Data records:
----

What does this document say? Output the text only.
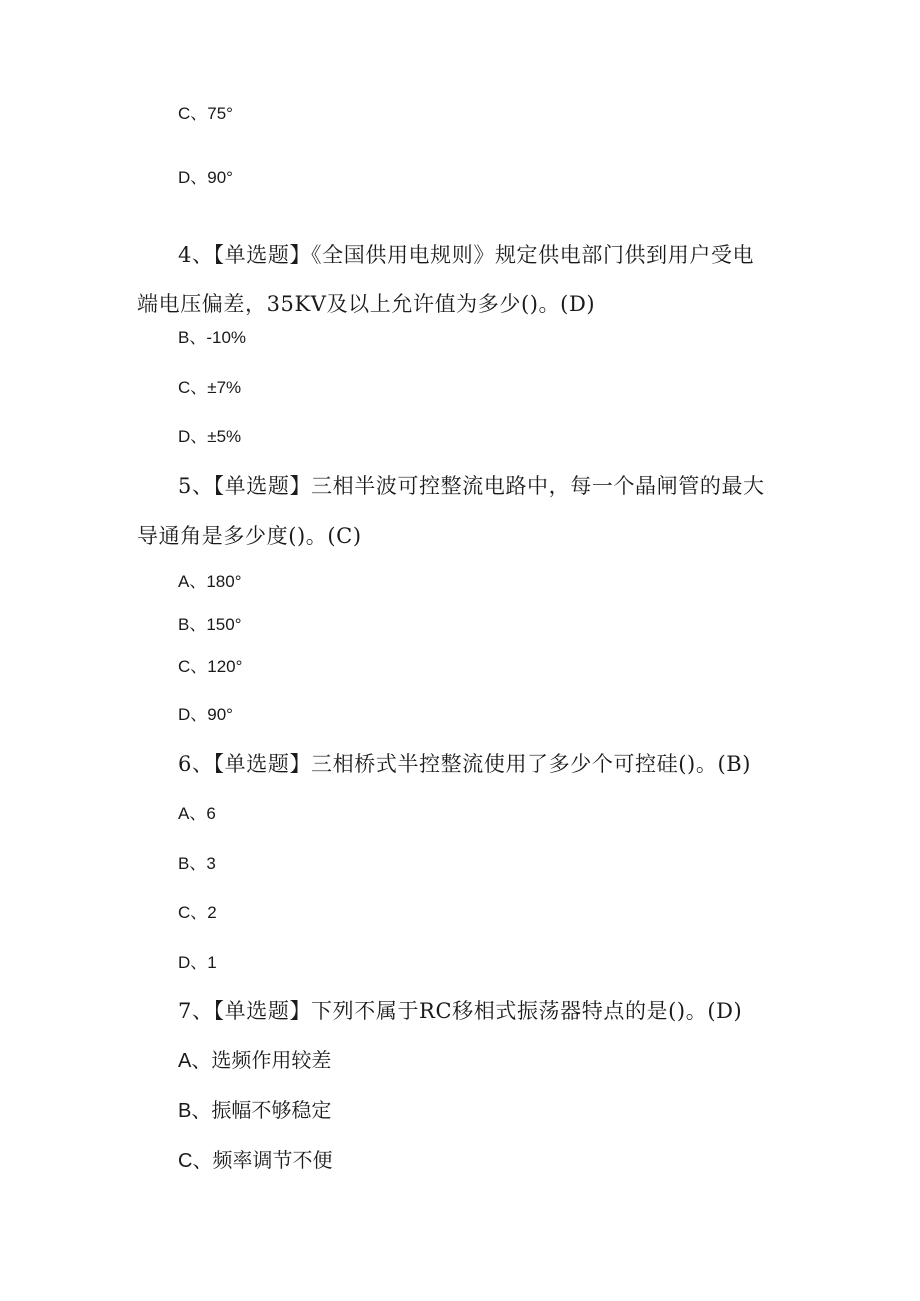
C、75°
D、90°
4、【单选题】《全国供用电规则》规定供电部门供到用户受电
端电压偏差，35KV及以上允许值为多少()。(D)
B、-10%
C、±7%
D、±5%
5、【单选题】三相半波可控整流电路中，每一个晶闸管的最大
导通角是多少度()。(C)
A、180°
B、150°
C、120°
D、90°
6、【单选题】三相桥式半控整流使用了多少个可控硅()。(B)
A、6
B、3
C、2
D、1
7、【单选题】下列不属于RC移相式振荡器特点的是()。(D)
A、选频作用较差
B、振幅不够稳定
C、频率调节不便
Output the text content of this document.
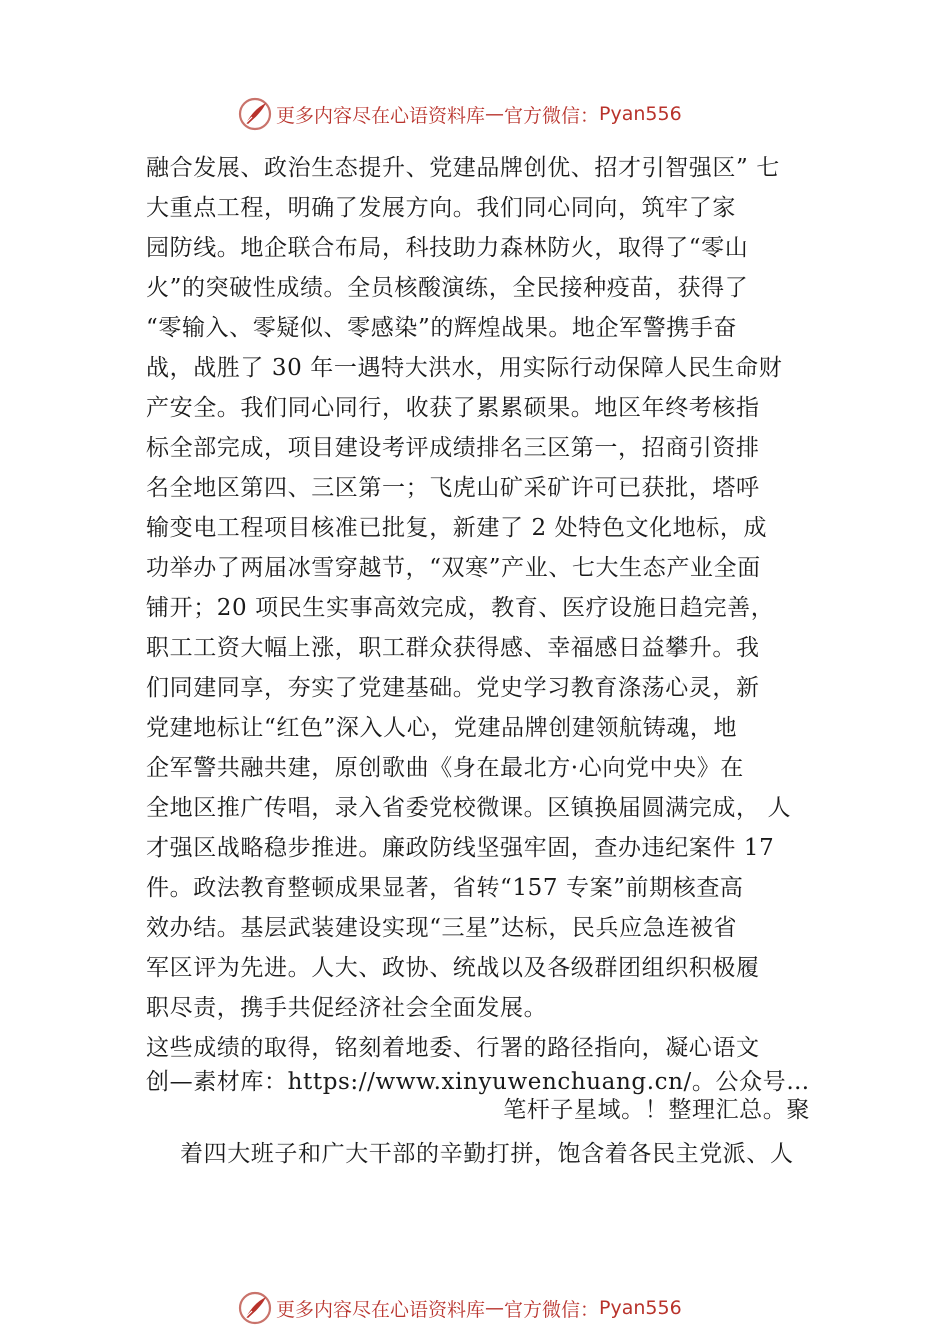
更多内容尽在心语资料库 — 官方微信： Pyan556
融合发展、政治生态提升、党建品牌创优、招才引智强区” 七
大重点工程，明确了发展方向。我们同心同向，筑牢了家
园防线。地企联合布局，科技助力森林防火，取得了“零山
火”的突破性成绩。全员核酸演练，全民接种疫苗，获得了
“零输入、零疑似、零感染”的辉煌战果。地企军警携手奋
战，战胜了 30 年一遇特大洪水，用实际行动保障人民生命财
产安全。我们同心同行，收获了累累硕果。地区年终考核指
标全部完成，项目建设考评成绩排名三区第一，招商引资排
名全地区第四、三区第一；飞虎山矿采矿许可已获批，塔呼
输变电工程项目核准已批复，新建了 2 处特色文化地标，成
功举办了两届冰雪穿越节，“双寒”产业、七大生态产业全面
铺开；20 项民生实事高效完成，教育、医疗设施日趋完善，
职工工资大幅上涨，职工群众获得感、幸福感日益攀升。我
们同建同享，夯实了党建基础。党史学习教育涤荡心灵，新
党建地标让“红色”深入人心，党建品牌创建领航铸魂，地
企军警共融共建，原创歌曲《身在最北方·心向党中央》在
全地区推广传唱，录入省委党校微课。区镇换届圆满完成， 人
才强区战略稳步推进。廉政防线坚强牢固，查办违纪案件 17
件。政法教育整顿成果显著，省转“157 专案”前期核查高
效办结。基层武装建设实现“三星”达标，民兵应急连被省
军区评为先进。人大、政协、统战以及各级群团组织积极履
职尽责，携手共促经济社会全面发展。
这些成绩的取得，铭刻着地委、行署的路径指向，凝心语文
创—素材库：https://www.xinyuwenchuang.cn/。公众号…
笔杆子星域。！整理汇总。聚
着四大班子和广大干部的辛勤打拼，饱含着各民主党派、人
更多内容尽在心语资料库 — 官方微信： Pyan556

----

> **YOUR OBJECTIVE**
Read through the data and copy every line where "text" shows up.

> **FINISHED ANSWER**
What does this document say? Output the text only.
Output the text content of this document.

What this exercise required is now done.